(Some records)
▼

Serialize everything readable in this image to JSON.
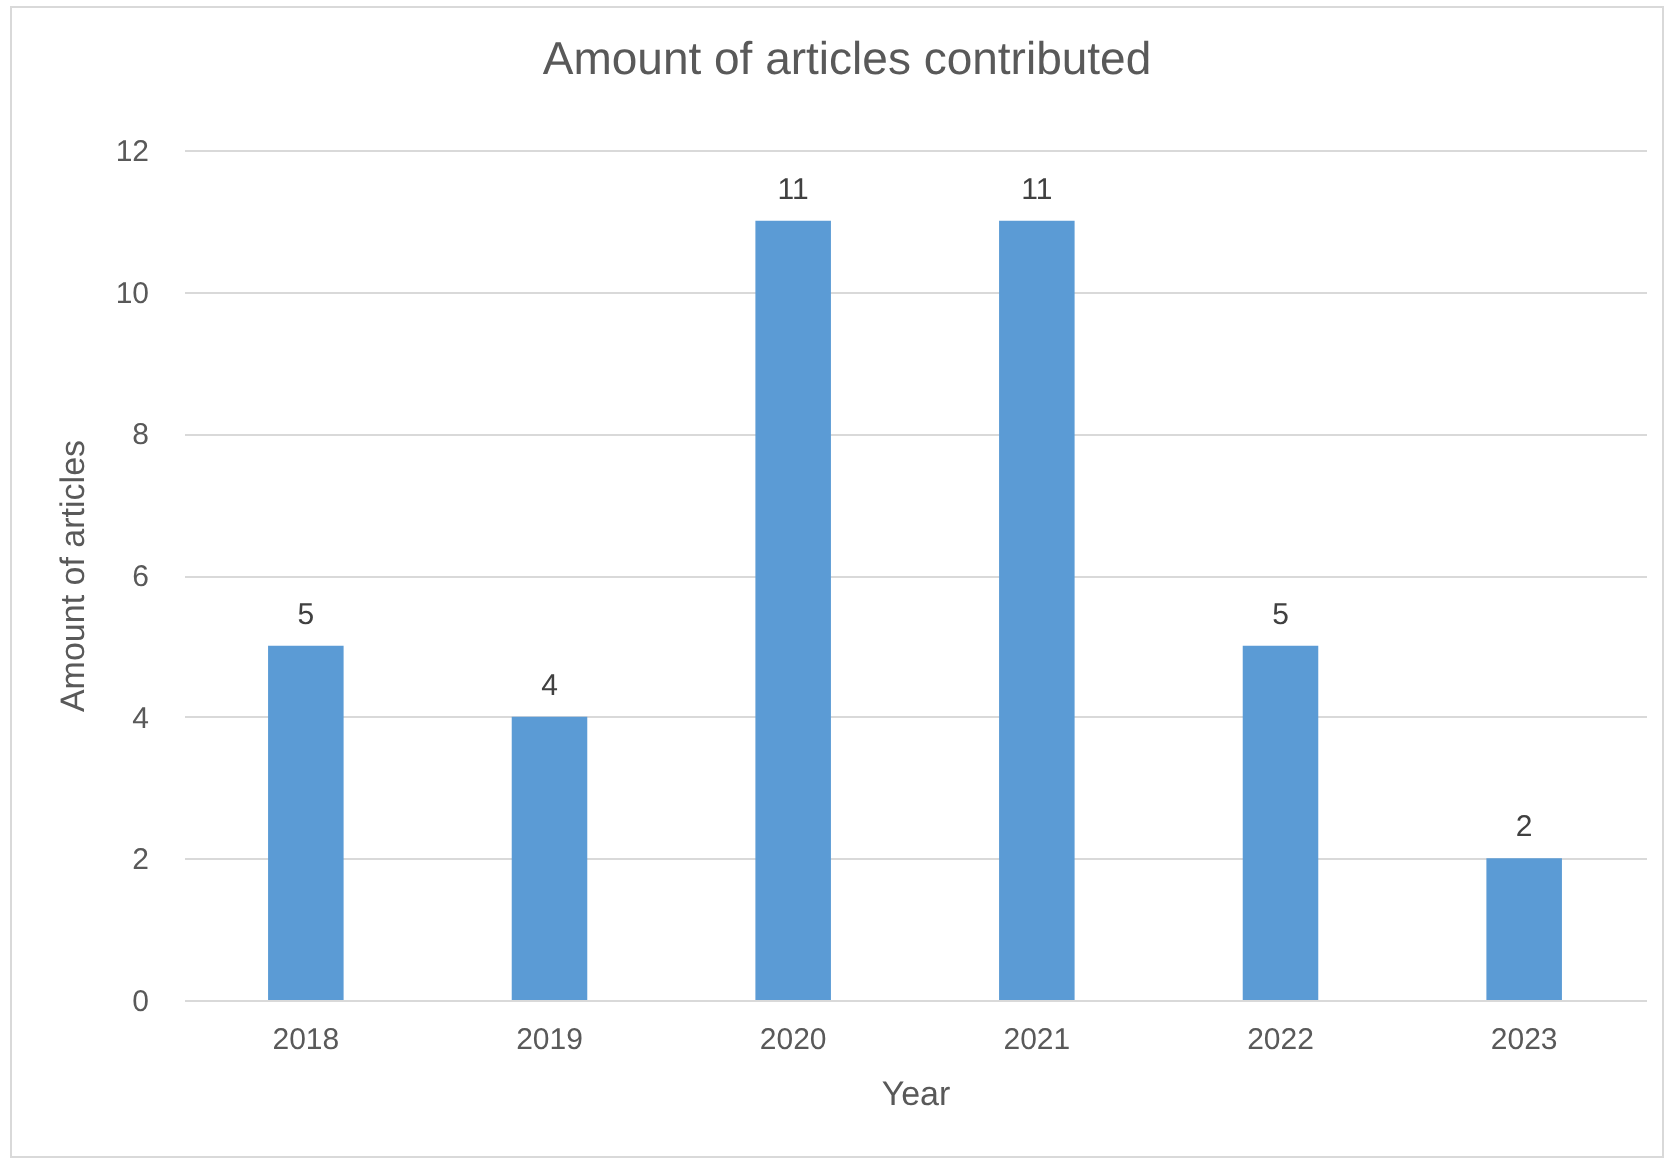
{
  "chart_data": {
    "type": "bar",
    "title": "Amount of articles contributed",
    "xlabel": "Year",
    "ylabel": "Amount of articles",
    "categories": [
      "2018",
      "2019",
      "2020",
      "2021",
      "2022",
      "2023"
    ],
    "values": [
      5,
      4,
      11,
      11,
      5,
      2
    ],
    "color": "#5b9bd5",
    "ylim": [
      0,
      12
    ],
    "yticks": [
      0,
      2,
      4,
      6,
      8,
      10,
      12
    ],
    "grid": "y",
    "data_labels": true
  }
}
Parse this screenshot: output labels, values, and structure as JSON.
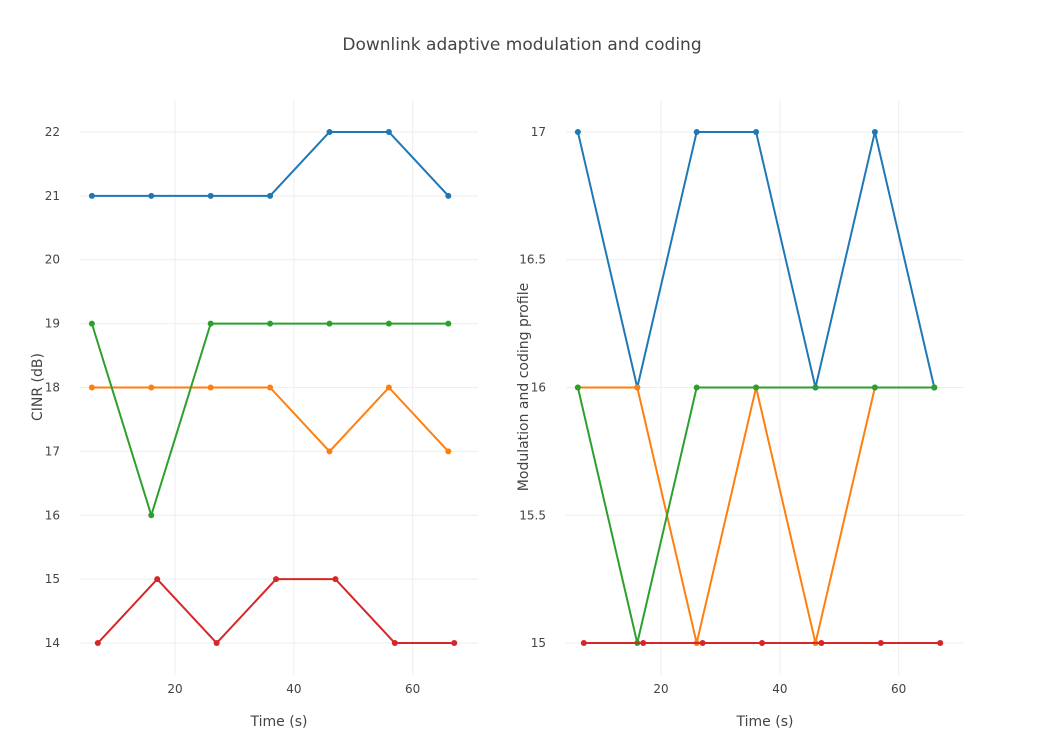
{
  "chart_data": {
    "type": "line",
    "title": "Downlink adaptive modulation and coding",
    "colors": [
      "#1f77b4",
      "#ff7f0e",
      "#2ca02c",
      "#d62728"
    ],
    "grid": true,
    "legend": "none",
    "subplots": [
      {
        "name": "left",
        "xlabel": "Time (s)",
        "ylabel": "CINR (dB)",
        "xlim": [
          4,
          71
        ],
        "ylim": [
          13.5,
          22.5
        ],
        "xticks": [
          20,
          40,
          60
        ],
        "yticks": [
          14,
          15,
          16,
          17,
          18,
          19,
          20,
          21,
          22
        ],
        "ytick_labels": [
          "14",
          "15",
          "16",
          "17",
          "18",
          "19",
          "20",
          "21",
          "22"
        ],
        "series": [
          {
            "x": [
              6,
              16,
              26,
              36,
              46,
              56,
              66
            ],
            "y": [
              21,
              21,
              21,
              21,
              22,
              22,
              21
            ]
          },
          {
            "x": [
              6,
              16,
              26,
              36,
              46,
              56,
              66
            ],
            "y": [
              18,
              18,
              18,
              18,
              17,
              18,
              17
            ]
          },
          {
            "x": [
              6,
              16,
              26,
              36,
              46,
              56,
              66
            ],
            "y": [
              19,
              16,
              19,
              19,
              19,
              19,
              19
            ]
          },
          {
            "x": [
              7,
              17,
              27,
              37,
              47,
              57,
              67
            ],
            "y": [
              14,
              15,
              14,
              15,
              15,
              14,
              14
            ]
          }
        ]
      },
      {
        "name": "right",
        "xlabel": "Time (s)",
        "ylabel": "Modulation and coding profile",
        "xlim": [
          4,
          71
        ],
        "ylim": [
          14.875,
          17.125
        ],
        "xticks": [
          20,
          40,
          60
        ],
        "yticks": [
          15,
          15.5,
          16,
          16.5,
          17
        ],
        "ytick_labels": [
          "15",
          "15.5",
          "16",
          "16.5",
          "17"
        ],
        "series": [
          {
            "x": [
              6,
              16,
              26,
              36,
              46,
              56,
              66
            ],
            "y": [
              17,
              16,
              17,
              17,
              16,
              17,
              16
            ]
          },
          {
            "x": [
              6,
              16,
              26,
              36,
              46,
              56,
              66
            ],
            "y": [
              16,
              16,
              15,
              16,
              15,
              16,
              16
            ]
          },
          {
            "x": [
              6,
              16,
              26,
              36,
              46,
              56,
              66
            ],
            "y": [
              16,
              15,
              16,
              16,
              16,
              16,
              16
            ]
          },
          {
            "x": [
              7,
              17,
              27,
              37,
              47,
              57,
              67
            ],
            "y": [
              15,
              15,
              15,
              15,
              15,
              15,
              15
            ]
          }
        ]
      }
    ]
  }
}
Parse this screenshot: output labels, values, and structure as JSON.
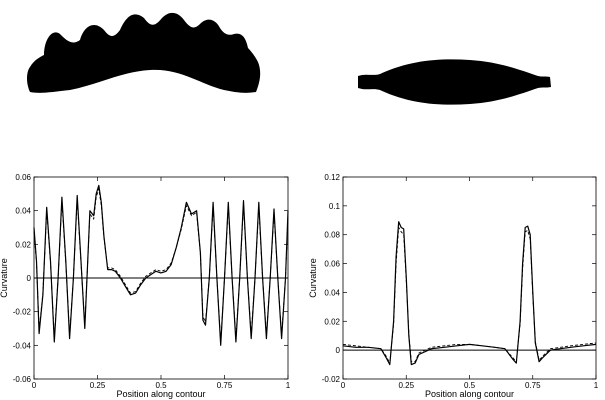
{
  "figure": {
    "shapes": [
      {
        "name": "wavy-arch-silhouette",
        "color": "#000000"
      },
      {
        "name": "spindle-silhouette",
        "color": "#000000"
      }
    ]
  },
  "chart_data": [
    {
      "type": "line",
      "xlabel": "Position along contour",
      "ylabel": "Curvature",
      "xlim": [
        0,
        1
      ],
      "ylim": [
        -0.06,
        0.06
      ],
      "xticks": [
        "0",
        "0.25",
        "0.5",
        "0.75",
        "1"
      ],
      "yticks": [
        "-0.06",
        "-0.04",
        "-0.02",
        "0",
        "0.02",
        "0.04",
        "0.06"
      ],
      "grid": false,
      "reference_line_y": 0,
      "series": [
        {
          "style": "solid",
          "x": [
            0,
            0.01,
            0.02,
            0.035,
            0.05,
            0.065,
            0.08,
            0.095,
            0.11,
            0.125,
            0.14,
            0.155,
            0.17,
            0.185,
            0.2,
            0.22,
            0.235,
            0.245,
            0.255,
            0.265,
            0.275,
            0.29,
            0.305,
            0.32,
            0.34,
            0.36,
            0.38,
            0.4,
            0.42,
            0.44,
            0.46,
            0.48,
            0.5,
            0.52,
            0.54,
            0.56,
            0.58,
            0.6,
            0.62,
            0.64,
            0.655,
            0.665,
            0.675,
            0.69,
            0.705,
            0.72,
            0.735,
            0.75,
            0.765,
            0.78,
            0.795,
            0.81,
            0.825,
            0.84,
            0.855,
            0.87,
            0.885,
            0.9,
            0.915,
            0.93,
            0.945,
            0.96,
            0.975,
            0.99,
            1
          ],
          "y": [
            0.03,
            0.01,
            -0.033,
            -0.01,
            0.042,
            0.01,
            -0.038,
            0.0,
            0.048,
            0.01,
            -0.036,
            0.0,
            0.049,
            0.01,
            -0.03,
            0.04,
            0.037,
            0.05,
            0.055,
            0.045,
            0.025,
            0.005,
            0.005,
            0.004,
            0.0,
            -0.005,
            -0.01,
            -0.009,
            -0.004,
            0.0,
            0.002,
            0.004,
            0.003,
            0.004,
            0.008,
            0.018,
            0.03,
            0.045,
            0.038,
            0.04,
            0.015,
            -0.025,
            -0.028,
            0.0,
            0.045,
            0.0,
            -0.04,
            0.0,
            0.045,
            0.0,
            -0.038,
            0.0,
            0.046,
            0.0,
            -0.036,
            0.0,
            0.045,
            0.0,
            -0.036,
            0.0,
            0.041,
            0.0,
            -0.036,
            0.0,
            0.04
          ]
        },
        {
          "style": "dashed",
          "x": [
            0,
            0.01,
            0.02,
            0.035,
            0.05,
            0.065,
            0.08,
            0.095,
            0.11,
            0.125,
            0.14,
            0.155,
            0.17,
            0.185,
            0.2,
            0.22,
            0.235,
            0.245,
            0.255,
            0.265,
            0.275,
            0.29,
            0.305,
            0.32,
            0.34,
            0.36,
            0.38,
            0.4,
            0.42,
            0.44,
            0.46,
            0.48,
            0.5,
            0.52,
            0.54,
            0.56,
            0.58,
            0.6,
            0.62,
            0.64,
            0.655,
            0.665,
            0.675,
            0.69,
            0.705,
            0.72,
            0.735,
            0.75,
            0.765,
            0.78,
            0.795,
            0.81,
            0.825,
            0.84,
            0.855,
            0.87,
            0.885,
            0.9,
            0.915,
            0.93,
            0.945,
            0.96,
            0.975,
            0.99,
            1
          ],
          "y": [
            0.028,
            0.009,
            -0.031,
            -0.009,
            0.04,
            0.009,
            -0.036,
            0.0,
            0.046,
            0.009,
            -0.034,
            0.0,
            0.047,
            0.009,
            -0.028,
            0.038,
            0.035,
            0.048,
            0.053,
            0.043,
            0.024,
            0.006,
            0.006,
            0.005,
            0.001,
            -0.004,
            -0.009,
            -0.008,
            -0.003,
            0.001,
            0.003,
            0.005,
            0.004,
            0.005,
            0.009,
            0.018,
            0.029,
            0.043,
            0.037,
            0.039,
            0.014,
            -0.023,
            -0.026,
            0.0,
            0.043,
            0.0,
            -0.038,
            0.0,
            0.043,
            0.0,
            -0.036,
            0.0,
            0.044,
            0.0,
            -0.034,
            0.0,
            0.043,
            0.0,
            -0.034,
            0.0,
            0.039,
            0.0,
            -0.034,
            0.0,
            0.038
          ]
        }
      ]
    },
    {
      "type": "line",
      "xlabel": "Position along contour",
      "ylabel": "Curvature",
      "xlim": [
        0,
        1
      ],
      "ylim": [
        -0.02,
        0.12
      ],
      "xticks": [
        "0",
        "0.25",
        "0.5",
        "0.75",
        "1"
      ],
      "yticks": [
        "-0.02",
        "0",
        "0.02",
        "0.04",
        "0.06",
        "0.08",
        "0.1",
        "0.12"
      ],
      "grid": false,
      "reference_line_y": 0,
      "series": [
        {
          "style": "solid",
          "x": [
            0,
            0.05,
            0.1,
            0.15,
            0.17,
            0.185,
            0.2,
            0.21,
            0.22,
            0.23,
            0.24,
            0.25,
            0.26,
            0.27,
            0.285,
            0.3,
            0.35,
            0.4,
            0.45,
            0.5,
            0.55,
            0.6,
            0.64,
            0.67,
            0.685,
            0.7,
            0.71,
            0.72,
            0.73,
            0.74,
            0.75,
            0.76,
            0.775,
            0.79,
            0.82,
            0.86,
            0.9,
            0.95,
            1
          ],
          "y": [
            0.003,
            0.002,
            0.002,
            0.001,
            -0.005,
            -0.01,
            0.02,
            0.065,
            0.089,
            0.085,
            0.084,
            0.05,
            0.01,
            -0.01,
            -0.009,
            -0.003,
            0.001,
            0.002,
            0.003,
            0.004,
            0.003,
            0.002,
            0.001,
            -0.006,
            -0.009,
            0.02,
            0.06,
            0.085,
            0.086,
            0.08,
            0.04,
            0.005,
            -0.008,
            -0.005,
            0.0,
            0.001,
            0.002,
            0.003,
            0.004
          ]
        },
        {
          "style": "dashed",
          "x": [
            0,
            0.05,
            0.1,
            0.15,
            0.17,
            0.185,
            0.2,
            0.21,
            0.22,
            0.23,
            0.24,
            0.25,
            0.26,
            0.27,
            0.285,
            0.3,
            0.35,
            0.4,
            0.45,
            0.5,
            0.55,
            0.6,
            0.64,
            0.67,
            0.685,
            0.7,
            0.71,
            0.72,
            0.73,
            0.74,
            0.75,
            0.76,
            0.775,
            0.79,
            0.82,
            0.86,
            0.9,
            0.95,
            1
          ],
          "y": [
            0.004,
            0.003,
            0.002,
            0.001,
            -0.004,
            -0.009,
            0.018,
            0.06,
            0.085,
            0.082,
            0.08,
            0.048,
            0.012,
            -0.008,
            -0.008,
            -0.002,
            0.002,
            0.003,
            0.004,
            0.004,
            0.003,
            0.002,
            0.001,
            -0.005,
            -0.008,
            0.018,
            0.056,
            0.082,
            0.083,
            0.077,
            0.038,
            0.006,
            -0.007,
            -0.004,
            0.001,
            0.002,
            0.003,
            0.004,
            0.005
          ]
        }
      ]
    }
  ]
}
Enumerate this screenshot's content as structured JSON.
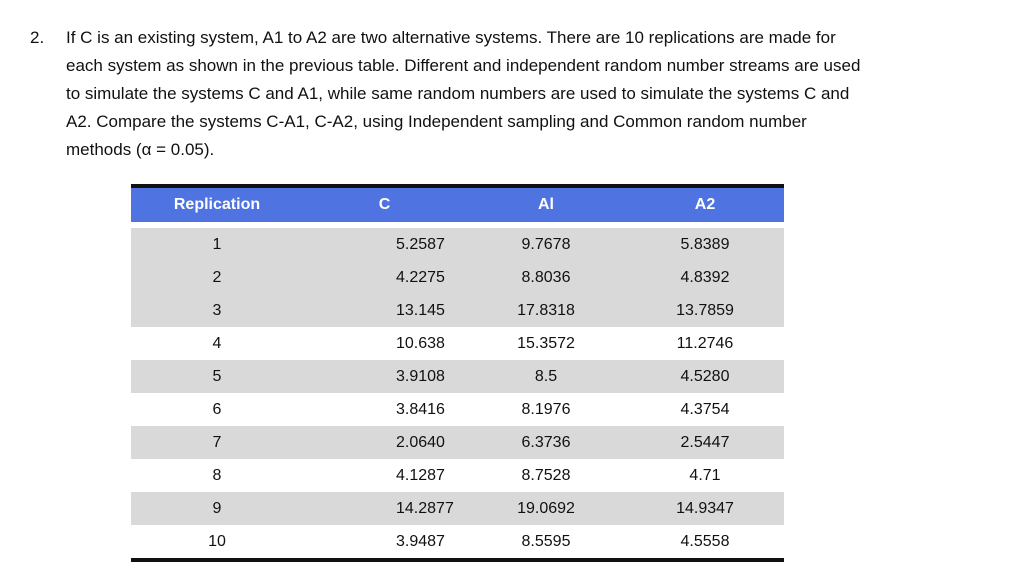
{
  "question": {
    "number": "2.",
    "lines": [
      "If C is an existing system, A1 to A2 are two alternative systems. There are 10 replications are made for",
      "each system as shown in the previous table. Different and independent random number streams are used",
      "to simulate the systems C and A1, while same random numbers are used to simulate the systems C and",
      "A2. Compare the systems C-A1, C-A2, using Independent sampling and Common random number",
      "methods (α = 0.05)."
    ]
  },
  "table": {
    "headers": [
      "Replication",
      "C",
      "Al",
      "A2"
    ],
    "rows": [
      [
        "1",
        "5.2587",
        "9.7678",
        "5.8389"
      ],
      [
        "2",
        "4.2275",
        "8.8036",
        "4.8392"
      ],
      [
        "3",
        "13.145",
        "17.8318",
        "13.7859"
      ],
      [
        "4",
        "10.638",
        "15.3572",
        "11.2746"
      ],
      [
        "5",
        "3.9108",
        "8.5",
        "4.5280"
      ],
      [
        "6",
        "3.8416",
        "8.1976",
        "4.3754"
      ],
      [
        "7",
        "2.0640",
        "6.3736",
        "2.5447"
      ],
      [
        "8",
        "4.1287",
        "8.7528",
        "4.71"
      ],
      [
        "9",
        "14.2877",
        "19.0692",
        "14.9347"
      ],
      [
        "10",
        "3.9487",
        "8.5595",
        "4.5558"
      ]
    ]
  },
  "colors": {
    "header_bg": "#4f73e0",
    "header_text": "#ffffff",
    "row_shade": "#d9d9d9"
  }
}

▲

▶ [Goal]:
Search the entries for the word "grid", then list each line that holds it.

▶ [Result of the task]:
    "grid": "y",
    "grid": true,
      "grid": false,
      "grid": false,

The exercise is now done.